Task instructions: Return all of the data exactly, with nothing left out but the pictures.

□ □ □ □

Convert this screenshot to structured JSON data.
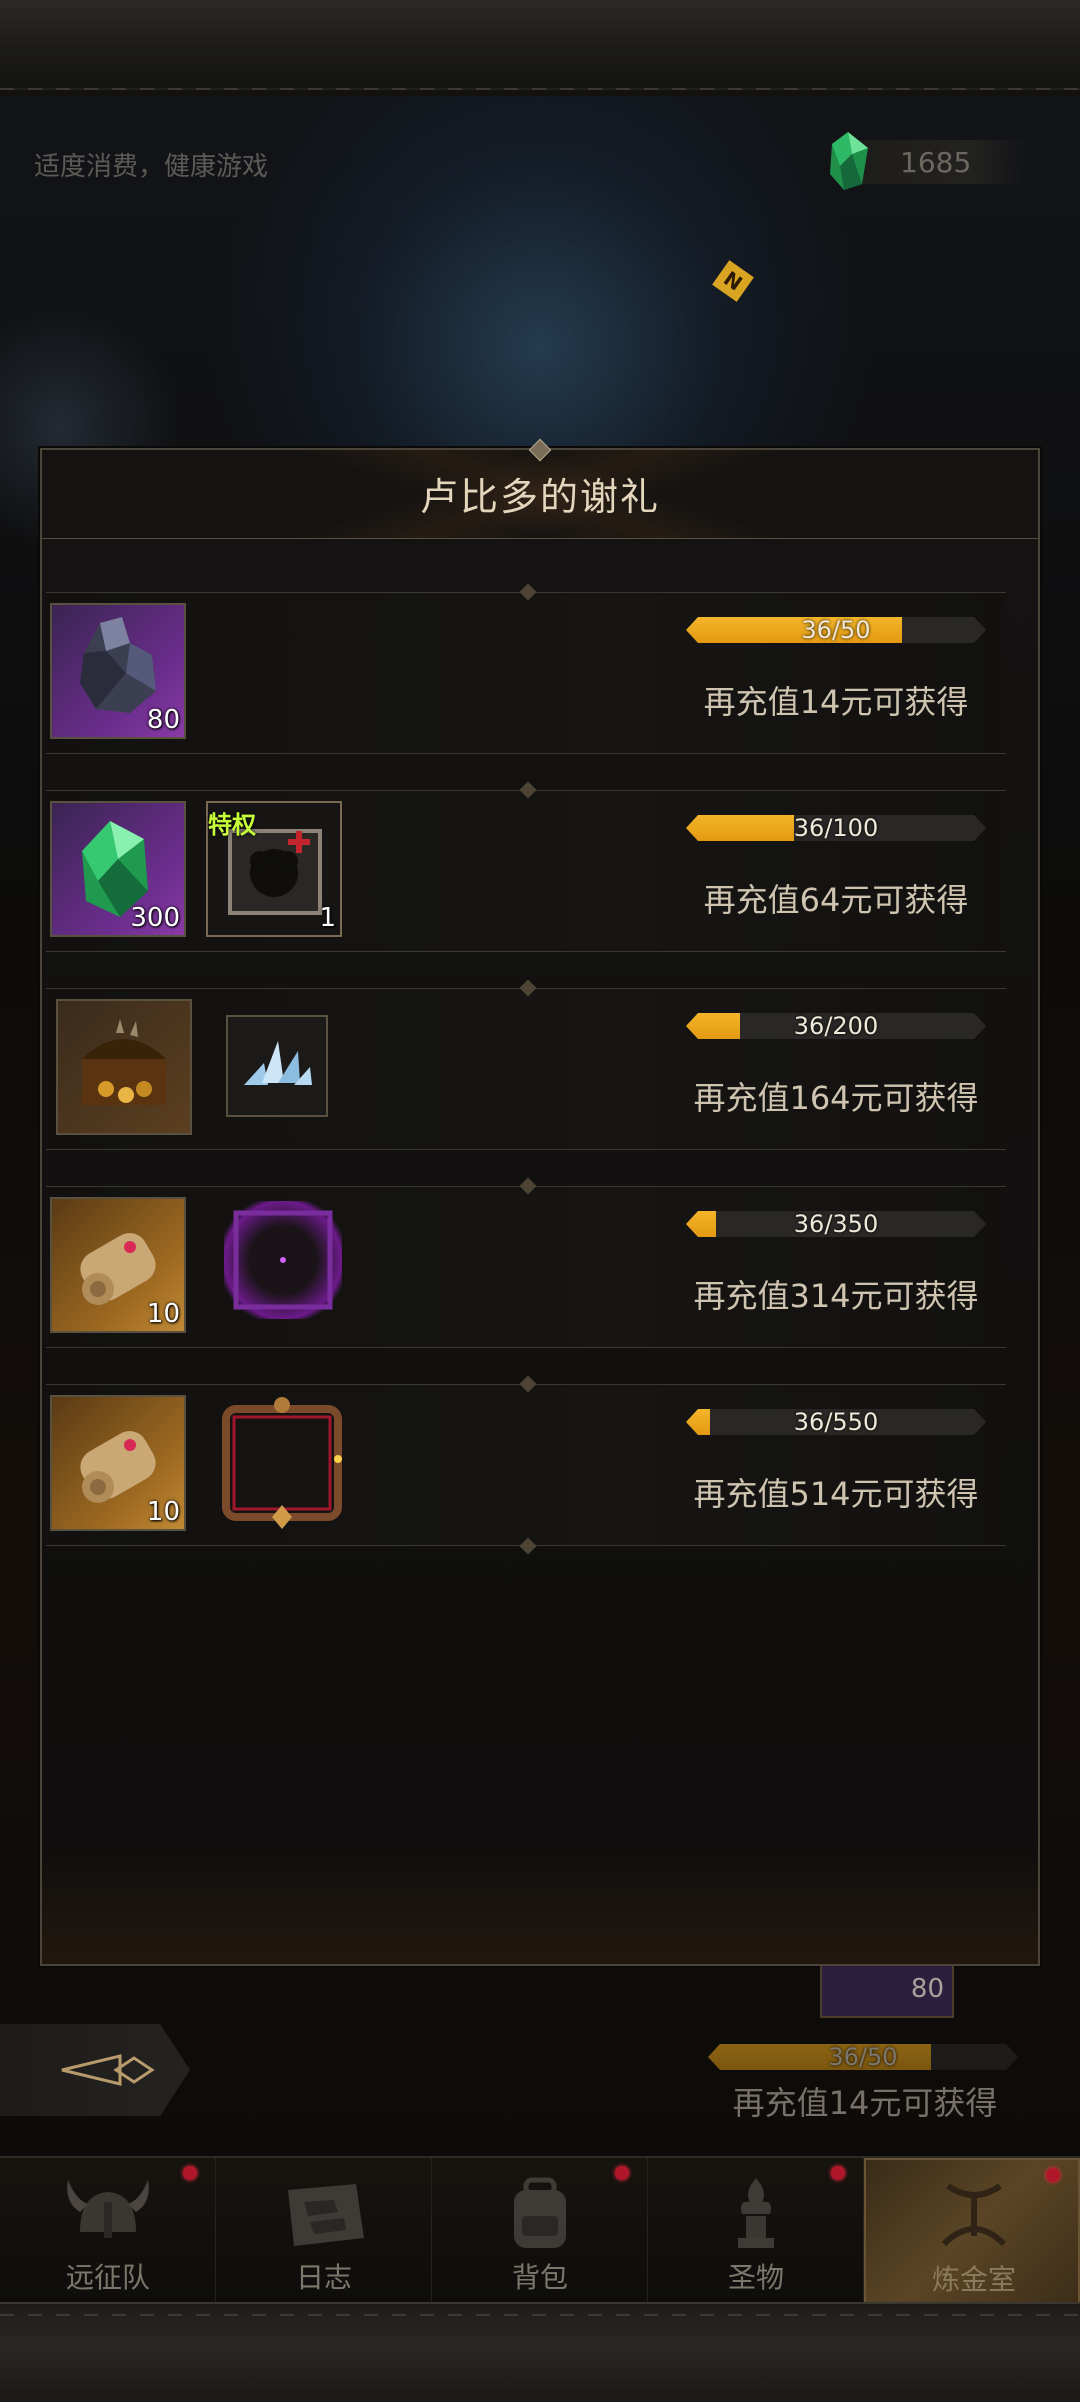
{
  "header": {
    "hint": "适度消费，健康游戏",
    "currency_count": "1685",
    "currency_icon": "green-crystal-icon"
  },
  "dialog": {
    "title": "卢比多的谢礼",
    "rows": [
      {
        "items": [
          {
            "icon": "ore-chunk-icon",
            "count": "80"
          }
        ],
        "progress_text": "36/50",
        "progress_fraction": 0.72,
        "status": "再充值14元可获得"
      },
      {
        "items": [
          {
            "icon": "green-crystal-icon",
            "count": "300"
          },
          {
            "icon": "privilege-card-icon",
            "badge": "特权",
            "count": "1"
          }
        ],
        "progress_text": "36/100",
        "progress_fraction": 0.36,
        "status": "再充值64元可获得"
      },
      {
        "items": [
          {
            "icon": "treasure-chest-icon"
          },
          {
            "icon": "ice-shard-icon"
          }
        ],
        "progress_text": "36/200",
        "progress_fraction": 0.18,
        "status": "再充值164元可获得"
      },
      {
        "items": [
          {
            "icon": "scroll-icon",
            "count": "10"
          },
          {
            "icon": "purple-frame-icon"
          }
        ],
        "progress_text": "36/350",
        "progress_fraction": 0.1,
        "status": "再充值314元可获得"
      },
      {
        "items": [
          {
            "icon": "scroll-icon",
            "count": "10"
          },
          {
            "icon": "ornate-frame-icon"
          }
        ],
        "progress_text": "36/550",
        "progress_fraction": 0.07,
        "status": "再充值514元可获得"
      }
    ]
  },
  "background_panel": {
    "slot_count": "80",
    "progress_text": "36/50",
    "progress_fraction": 0.72,
    "status": "再充值14元可获得"
  },
  "nav": {
    "tabs": [
      {
        "label": "远征队",
        "icon": "viking-helmet-icon",
        "badge": true
      },
      {
        "label": "日志",
        "icon": "map-scroll-icon",
        "badge": false
      },
      {
        "label": "背包",
        "icon": "backpack-icon",
        "badge": true
      },
      {
        "label": "圣物",
        "icon": "relic-icon",
        "badge": true
      },
      {
        "label": "炼金室",
        "icon": "alchemy-icon",
        "badge": true,
        "active": true
      }
    ]
  },
  "colors": {
    "progress_fill": "#f4b52a",
    "badge_red": "#b0172a",
    "privilege_badge": "#c6ff3a"
  }
}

□ □ □ □

Response to the task:
Convert this screenshot to structured JSON data.
{
  "header": {
    "hint": "适度消费，健康游戏",
    "currency_count": "1685",
    "currency_icon": "green-crystal-icon"
  },
  "dialog": {
    "title": "卢比多的谢礼",
    "rows": [
      {
        "items": [
          {
            "icon": "ore-chunk-icon",
            "count": "80"
          }
        ],
        "progress_text": "36/50",
        "progress_fraction": 0.72,
        "status": "再充值14元可获得"
      },
      {
        "items": [
          {
            "icon": "green-crystal-icon",
            "count": "300"
          },
          {
            "icon": "privilege-card-icon",
            "badge": "特权",
            "count": "1"
          }
        ],
        "progress_text": "36/100",
        "progress_fraction": 0.36,
        "status": "再充值64元可获得"
      },
      {
        "items": [
          {
            "icon": "treasure-chest-icon"
          },
          {
            "icon": "ice-shard-icon"
          }
        ],
        "progress_text": "36/200",
        "progress_fraction": 0.18,
        "status": "再充值164元可获得"
      },
      {
        "items": [
          {
            "icon": "scroll-icon",
            "count": "10"
          },
          {
            "icon": "purple-frame-icon"
          }
        ],
        "progress_text": "36/350",
        "progress_fraction": 0.1,
        "status": "再充值314元可获得"
      },
      {
        "items": [
          {
            "icon": "scroll-icon",
            "count": "10"
          },
          {
            "icon": "ornate-frame-icon"
          }
        ],
        "progress_text": "36/550",
        "progress_fraction": 0.07,
        "status": "再充值514元可获得"
      }
    ]
  },
  "background_panel": {
    "slot_count": "80",
    "progress_text": "36/50",
    "progress_fraction": 0.72,
    "status": "再充值14元可获得"
  },
  "nav": {
    "tabs": [
      {
        "label": "远征队",
        "icon": "viking-helmet-icon",
        "badge": true
      },
      {
        "label": "日志",
        "icon": "map-scroll-icon",
        "badge": false
      },
      {
        "label": "背包",
        "icon": "backpack-icon",
        "badge": true
      },
      {
        "label": "圣物",
        "icon": "relic-icon",
        "badge": true
      },
      {
        "label": "炼金室",
        "icon": "alchemy-icon",
        "badge": true,
        "active": true
      }
    ]
  },
  "colors": {
    "progress_fill": "#f4b52a",
    "badge_red": "#b0172a",
    "privilege_badge": "#c6ff3a"
  }
}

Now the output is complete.